What this task involves:
Write the material out again, line by line, exactly as it is.

(Dataset items)
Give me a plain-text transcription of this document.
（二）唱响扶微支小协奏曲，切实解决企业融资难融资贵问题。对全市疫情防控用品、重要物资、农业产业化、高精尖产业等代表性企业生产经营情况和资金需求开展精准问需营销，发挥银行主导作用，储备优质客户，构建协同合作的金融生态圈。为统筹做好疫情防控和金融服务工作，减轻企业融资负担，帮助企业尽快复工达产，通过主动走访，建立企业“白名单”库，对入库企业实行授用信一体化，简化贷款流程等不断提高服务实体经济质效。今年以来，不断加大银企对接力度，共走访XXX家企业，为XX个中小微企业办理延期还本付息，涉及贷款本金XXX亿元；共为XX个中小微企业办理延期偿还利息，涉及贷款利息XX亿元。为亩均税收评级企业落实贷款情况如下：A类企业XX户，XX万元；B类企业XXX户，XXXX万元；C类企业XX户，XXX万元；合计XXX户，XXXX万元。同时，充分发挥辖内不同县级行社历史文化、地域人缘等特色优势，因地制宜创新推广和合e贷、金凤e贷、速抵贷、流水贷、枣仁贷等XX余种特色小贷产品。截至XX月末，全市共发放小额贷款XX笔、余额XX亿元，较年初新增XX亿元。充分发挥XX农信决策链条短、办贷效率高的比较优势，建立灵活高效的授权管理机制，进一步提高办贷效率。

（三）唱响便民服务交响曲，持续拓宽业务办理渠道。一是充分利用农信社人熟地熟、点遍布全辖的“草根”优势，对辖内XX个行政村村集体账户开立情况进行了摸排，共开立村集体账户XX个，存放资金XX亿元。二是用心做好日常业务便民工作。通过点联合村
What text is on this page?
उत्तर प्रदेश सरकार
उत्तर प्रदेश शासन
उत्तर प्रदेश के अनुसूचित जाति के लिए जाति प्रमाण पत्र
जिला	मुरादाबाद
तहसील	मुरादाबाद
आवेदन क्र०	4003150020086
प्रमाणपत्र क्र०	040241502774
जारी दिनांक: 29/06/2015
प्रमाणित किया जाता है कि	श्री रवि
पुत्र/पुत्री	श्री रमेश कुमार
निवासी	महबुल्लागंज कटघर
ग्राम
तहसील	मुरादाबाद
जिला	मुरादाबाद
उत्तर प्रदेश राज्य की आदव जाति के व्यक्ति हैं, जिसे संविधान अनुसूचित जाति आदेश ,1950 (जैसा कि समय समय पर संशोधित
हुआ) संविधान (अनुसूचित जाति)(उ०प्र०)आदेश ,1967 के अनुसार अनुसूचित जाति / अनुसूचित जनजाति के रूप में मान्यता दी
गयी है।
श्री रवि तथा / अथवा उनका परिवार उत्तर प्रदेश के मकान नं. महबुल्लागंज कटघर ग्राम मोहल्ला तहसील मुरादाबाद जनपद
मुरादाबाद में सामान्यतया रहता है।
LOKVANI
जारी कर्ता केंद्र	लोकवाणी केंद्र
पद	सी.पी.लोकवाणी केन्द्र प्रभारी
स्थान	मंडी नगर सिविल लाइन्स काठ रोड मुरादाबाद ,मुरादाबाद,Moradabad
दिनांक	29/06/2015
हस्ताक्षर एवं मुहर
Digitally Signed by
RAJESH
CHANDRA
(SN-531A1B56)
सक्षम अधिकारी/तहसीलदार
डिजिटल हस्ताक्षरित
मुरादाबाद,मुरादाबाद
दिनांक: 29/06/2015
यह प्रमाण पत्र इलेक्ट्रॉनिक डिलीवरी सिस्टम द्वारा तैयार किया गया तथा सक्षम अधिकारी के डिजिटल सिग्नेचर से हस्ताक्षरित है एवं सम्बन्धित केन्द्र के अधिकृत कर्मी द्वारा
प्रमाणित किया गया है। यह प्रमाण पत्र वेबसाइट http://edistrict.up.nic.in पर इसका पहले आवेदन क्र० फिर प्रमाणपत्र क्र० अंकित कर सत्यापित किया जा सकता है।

Reply to the exercise:
Give me a plain-text transcription of this document.
（二）唱响扶微支小协奏曲，切实解决企业融资难融资贵问题。对全市疫情防控用品、重要物资、农业产业化、高精尖产业等代表性企业生产经营情况和资金需求开展精准问需营销，发挥银行主导作用，储备优质客户，构建协同合作的金融生态圈。为统筹做好疫情防控和金融服务工作，减轻企业融资负担，帮助企业尽快复工达产，通过主动走访，建立企业“白名单”库，对入库企业实行授用信一体化，简化贷款流程等不断提高服务实体经济质效。今年以来，不断加大银企对接力度，共走访XXX家企业，为XX个中小微企业办理延期还本付息，涉及贷款本金XXX亿元；共为XX个中小微企业办理延期偿还利息，涉及贷款利息XX亿元。为亩均税收评级企业落实贷款情况如下：A类企业XX户，XX万元；B类企业XXX户，XXXX万元；C类企业XX户，XXX万元；合计XXX户，XXXX万元。同时，充分发挥辖内不同县级行社历史文化、地域人缘等特色优势，因地制宜创新推广和合e贷、金凤e贷、速抵贷、流水贷、枣仁贷等XX余种特色小贷产品。截至XX月末，全市共发放小额贷款XX笔、余额XX亿元，较年初新增XX亿元。充分发挥XX农信决策链条短、办贷效率高的比较优势，建立灵活高效的授权管理机制，进一步提高办贷效率。

（三）唱响便民服务交响曲，持续拓宽业务办理渠道。一是充分利用农信社人熟地熟、点遍布全辖的“草根”优势，对辖内XX个行政村村集体账户开立情况进行了摸排，共开立村集体账户XX个，存放资金XX亿元。二是用心做好日常业务便民工作。通过点联合村
What text is on this page?
उत्तर प्रदेश सरकार
उत्तर प्रदेश शासन
उत्तर प्रदेश के अनुसूचित जाति के लिए जाति प्रमाण पत्र
जिला	मुरादाबाद
तहसील	मुरादाबाद
आवेदन क्र०	4003150020086
प्रमाणपत्र क्र०	040241502774
जारी दिनांक: 29/06/2015
प्रमाणित किया जाता है कि	श्री रवि
पुत्र/पुत्री	श्री रमेश कुमार
निवासी	महबुल्लागंज कटघर
ग्राम
तहसील	मुरादाबाद
जिला	मुरादाबाद
उत्तर प्रदेश राज्य की आदव जाति के व्यक्ति हैं, जिसे संविधान अनुसूचित जाति आदेश ,1950 (जैसा कि समय समय पर संशोधित
हुआ) संविधान (अनुसूचित जाति)(उ०प्र०)आदेश ,1967 के अनुसार अनुसूचित जाति / अनुसूचित जनजाति के रूप में मान्यता दी
गयी है।
श्री रवि तथा / अथवा उनका परिवार उत्तर प्रदेश के मकान नं. महबुल्लागंज कटघर ग्राम मोहल्ला तहसील मुरादाबाद जनपद
मुरादाबाद में सामान्यतया रहता है।
LOKVANI
जारी कर्ता केंद्र	लोकवाणी केंद्र
पद	सी.पी.लोकवाणी केन्द्र प्रभारी
स्थान	मंडी नगर सिविल लाइन्स काठ रोड मुरादाबाद ,मुरादाबाद,Moradabad
दिनांक	29/06/2015
हस्ताक्षर एवं मुहर
Digitally Signed by
RAJESH
CHANDRA
(SN-531A1B56)
सक्षम अधिकारी/तहसीलदार
डिजिटल हस्ताक्षरित
मुरादाबाद,मुरादाबाद
दिनांक: 29/06/2015
यह प्रमाण पत्र इलेक्ट्रॉनिक डिलीवरी सिस्टम द्वारा तैयार किया गया तथा सक्षम अधिकारी के डिजिटल सिग्नेचर से हस्ताक्षरित है एवं सम्बन्धित केन्द्र के अधिकृत कर्मी द्वारा
प्रमाणित किया गया है। यह प्रमाण पत्र वेबसाइट http://edistrict.up.nic.in पर इसका पहले आवेदन क्र० फिर प्रमाणपत्र क्र० अंकित कर सत्यापित किया जा सकता है।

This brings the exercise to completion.